[Collection entries]
>>>>>

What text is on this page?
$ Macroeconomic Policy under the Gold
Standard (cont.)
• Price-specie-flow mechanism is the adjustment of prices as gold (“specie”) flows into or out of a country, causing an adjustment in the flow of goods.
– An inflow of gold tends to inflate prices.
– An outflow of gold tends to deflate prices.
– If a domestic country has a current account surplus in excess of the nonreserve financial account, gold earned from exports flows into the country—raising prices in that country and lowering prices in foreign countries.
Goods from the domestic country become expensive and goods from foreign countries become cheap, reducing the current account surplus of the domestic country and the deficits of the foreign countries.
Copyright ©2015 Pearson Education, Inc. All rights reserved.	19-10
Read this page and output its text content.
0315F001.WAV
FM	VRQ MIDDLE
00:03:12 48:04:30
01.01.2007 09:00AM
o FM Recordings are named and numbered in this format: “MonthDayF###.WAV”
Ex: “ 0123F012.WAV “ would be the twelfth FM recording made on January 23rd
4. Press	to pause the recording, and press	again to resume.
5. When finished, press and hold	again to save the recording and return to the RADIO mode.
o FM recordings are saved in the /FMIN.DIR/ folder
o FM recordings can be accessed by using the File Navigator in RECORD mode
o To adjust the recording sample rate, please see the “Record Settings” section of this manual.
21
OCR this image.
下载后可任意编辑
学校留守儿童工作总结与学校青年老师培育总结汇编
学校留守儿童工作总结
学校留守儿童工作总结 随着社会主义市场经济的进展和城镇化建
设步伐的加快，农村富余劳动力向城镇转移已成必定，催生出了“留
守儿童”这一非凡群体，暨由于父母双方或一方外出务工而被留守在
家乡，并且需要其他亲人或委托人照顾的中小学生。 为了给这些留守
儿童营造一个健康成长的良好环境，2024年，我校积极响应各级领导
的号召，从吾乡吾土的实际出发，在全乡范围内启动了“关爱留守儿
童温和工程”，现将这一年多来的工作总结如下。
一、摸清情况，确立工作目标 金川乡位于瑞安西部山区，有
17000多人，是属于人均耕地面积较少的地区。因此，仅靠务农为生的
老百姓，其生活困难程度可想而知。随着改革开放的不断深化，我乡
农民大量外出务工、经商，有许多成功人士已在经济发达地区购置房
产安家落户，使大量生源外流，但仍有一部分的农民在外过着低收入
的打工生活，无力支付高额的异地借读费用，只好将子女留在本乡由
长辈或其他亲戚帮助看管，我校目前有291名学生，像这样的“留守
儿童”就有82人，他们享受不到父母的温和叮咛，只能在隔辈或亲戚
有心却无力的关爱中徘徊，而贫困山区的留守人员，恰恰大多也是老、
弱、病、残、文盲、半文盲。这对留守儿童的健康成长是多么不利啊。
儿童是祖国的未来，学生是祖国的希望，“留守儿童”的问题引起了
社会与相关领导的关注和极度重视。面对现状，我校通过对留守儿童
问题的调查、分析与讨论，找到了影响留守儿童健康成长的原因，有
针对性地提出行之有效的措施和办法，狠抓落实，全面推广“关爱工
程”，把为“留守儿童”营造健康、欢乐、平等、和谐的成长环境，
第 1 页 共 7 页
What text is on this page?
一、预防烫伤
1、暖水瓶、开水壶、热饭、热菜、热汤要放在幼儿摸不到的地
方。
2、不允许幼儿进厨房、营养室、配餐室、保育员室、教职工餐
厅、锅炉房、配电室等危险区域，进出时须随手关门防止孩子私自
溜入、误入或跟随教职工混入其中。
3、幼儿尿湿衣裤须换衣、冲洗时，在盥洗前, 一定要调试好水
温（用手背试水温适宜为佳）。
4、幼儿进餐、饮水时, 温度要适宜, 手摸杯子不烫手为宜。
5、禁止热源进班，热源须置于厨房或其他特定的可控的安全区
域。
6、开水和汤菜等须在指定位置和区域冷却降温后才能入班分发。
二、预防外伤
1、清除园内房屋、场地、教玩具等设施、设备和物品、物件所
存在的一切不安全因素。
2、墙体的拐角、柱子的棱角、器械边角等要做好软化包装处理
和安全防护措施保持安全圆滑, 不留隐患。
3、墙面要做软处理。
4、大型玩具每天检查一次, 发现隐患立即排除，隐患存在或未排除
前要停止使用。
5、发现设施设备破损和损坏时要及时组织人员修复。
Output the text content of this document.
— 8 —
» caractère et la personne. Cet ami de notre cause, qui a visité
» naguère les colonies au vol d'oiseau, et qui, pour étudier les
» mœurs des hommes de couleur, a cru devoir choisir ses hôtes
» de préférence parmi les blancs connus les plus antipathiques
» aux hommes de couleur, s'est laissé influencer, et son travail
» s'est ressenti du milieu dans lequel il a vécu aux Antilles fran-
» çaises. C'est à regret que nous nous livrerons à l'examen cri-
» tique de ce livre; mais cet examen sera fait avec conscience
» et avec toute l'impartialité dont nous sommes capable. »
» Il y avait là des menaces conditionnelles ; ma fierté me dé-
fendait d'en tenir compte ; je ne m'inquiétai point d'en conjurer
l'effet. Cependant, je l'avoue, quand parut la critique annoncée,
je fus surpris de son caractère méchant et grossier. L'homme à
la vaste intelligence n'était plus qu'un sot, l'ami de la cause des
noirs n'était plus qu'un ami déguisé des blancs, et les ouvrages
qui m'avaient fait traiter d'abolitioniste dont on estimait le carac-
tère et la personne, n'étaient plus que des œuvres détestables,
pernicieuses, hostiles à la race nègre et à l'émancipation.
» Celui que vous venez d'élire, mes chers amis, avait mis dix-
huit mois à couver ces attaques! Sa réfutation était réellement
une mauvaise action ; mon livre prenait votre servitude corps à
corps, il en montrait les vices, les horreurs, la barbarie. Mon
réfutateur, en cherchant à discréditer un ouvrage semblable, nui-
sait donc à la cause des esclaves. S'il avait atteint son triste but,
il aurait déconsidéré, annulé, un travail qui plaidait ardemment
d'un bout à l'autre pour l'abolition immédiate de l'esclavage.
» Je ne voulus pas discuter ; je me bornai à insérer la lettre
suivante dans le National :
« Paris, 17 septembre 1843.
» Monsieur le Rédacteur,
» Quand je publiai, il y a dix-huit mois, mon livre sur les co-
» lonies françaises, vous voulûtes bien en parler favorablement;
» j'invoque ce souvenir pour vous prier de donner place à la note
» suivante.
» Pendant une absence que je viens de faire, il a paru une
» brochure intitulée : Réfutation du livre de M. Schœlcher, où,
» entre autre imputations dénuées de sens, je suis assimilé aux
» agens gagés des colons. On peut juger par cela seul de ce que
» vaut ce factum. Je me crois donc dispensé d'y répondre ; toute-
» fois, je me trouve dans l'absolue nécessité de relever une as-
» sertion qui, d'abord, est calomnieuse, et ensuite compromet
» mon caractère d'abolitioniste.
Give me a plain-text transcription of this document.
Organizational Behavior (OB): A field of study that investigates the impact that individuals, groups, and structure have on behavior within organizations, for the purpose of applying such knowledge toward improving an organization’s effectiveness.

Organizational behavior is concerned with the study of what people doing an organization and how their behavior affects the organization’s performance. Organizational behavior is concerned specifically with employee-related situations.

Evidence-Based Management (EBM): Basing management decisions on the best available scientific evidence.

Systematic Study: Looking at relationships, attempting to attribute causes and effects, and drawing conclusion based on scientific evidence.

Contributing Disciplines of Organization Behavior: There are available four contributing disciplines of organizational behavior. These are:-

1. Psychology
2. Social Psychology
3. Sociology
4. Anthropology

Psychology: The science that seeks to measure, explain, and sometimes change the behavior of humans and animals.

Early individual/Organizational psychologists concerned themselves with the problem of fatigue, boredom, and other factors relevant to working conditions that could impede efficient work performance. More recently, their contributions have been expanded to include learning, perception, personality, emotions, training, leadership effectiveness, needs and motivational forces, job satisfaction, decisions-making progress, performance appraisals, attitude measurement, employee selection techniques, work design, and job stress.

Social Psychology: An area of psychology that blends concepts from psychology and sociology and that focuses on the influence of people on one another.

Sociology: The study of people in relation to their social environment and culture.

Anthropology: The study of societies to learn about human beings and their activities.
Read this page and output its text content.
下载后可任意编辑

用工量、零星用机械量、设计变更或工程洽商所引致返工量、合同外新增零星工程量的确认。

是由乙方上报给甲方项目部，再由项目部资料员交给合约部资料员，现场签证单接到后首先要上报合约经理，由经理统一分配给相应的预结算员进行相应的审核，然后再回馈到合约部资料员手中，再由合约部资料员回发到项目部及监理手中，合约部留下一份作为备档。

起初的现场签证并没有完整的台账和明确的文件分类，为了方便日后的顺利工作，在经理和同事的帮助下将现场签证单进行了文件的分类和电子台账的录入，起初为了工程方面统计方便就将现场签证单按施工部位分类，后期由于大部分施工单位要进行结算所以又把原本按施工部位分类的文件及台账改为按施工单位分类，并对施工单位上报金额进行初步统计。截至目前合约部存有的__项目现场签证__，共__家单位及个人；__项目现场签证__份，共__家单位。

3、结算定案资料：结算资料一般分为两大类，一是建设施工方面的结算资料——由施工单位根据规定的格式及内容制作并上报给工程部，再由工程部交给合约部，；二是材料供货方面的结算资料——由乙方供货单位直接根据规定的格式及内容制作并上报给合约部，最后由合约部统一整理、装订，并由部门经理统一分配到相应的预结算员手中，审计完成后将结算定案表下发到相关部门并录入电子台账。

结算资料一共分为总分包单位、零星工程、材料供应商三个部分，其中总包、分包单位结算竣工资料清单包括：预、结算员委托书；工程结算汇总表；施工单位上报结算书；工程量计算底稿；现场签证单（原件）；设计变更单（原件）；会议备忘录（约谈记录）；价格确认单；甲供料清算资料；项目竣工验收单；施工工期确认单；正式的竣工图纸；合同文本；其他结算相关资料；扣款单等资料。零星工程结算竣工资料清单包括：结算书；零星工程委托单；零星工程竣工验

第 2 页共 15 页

<<<<<

(EXERCISE TASK):
From the records above, pull out each line that has "huit".

(SOLUTION TO THIS EXERCISE):
huit mois à couver ces attaques! Sa réfutation était réellement
» Quand je publiai, il y a dix-huit mois, mon livre sur les co-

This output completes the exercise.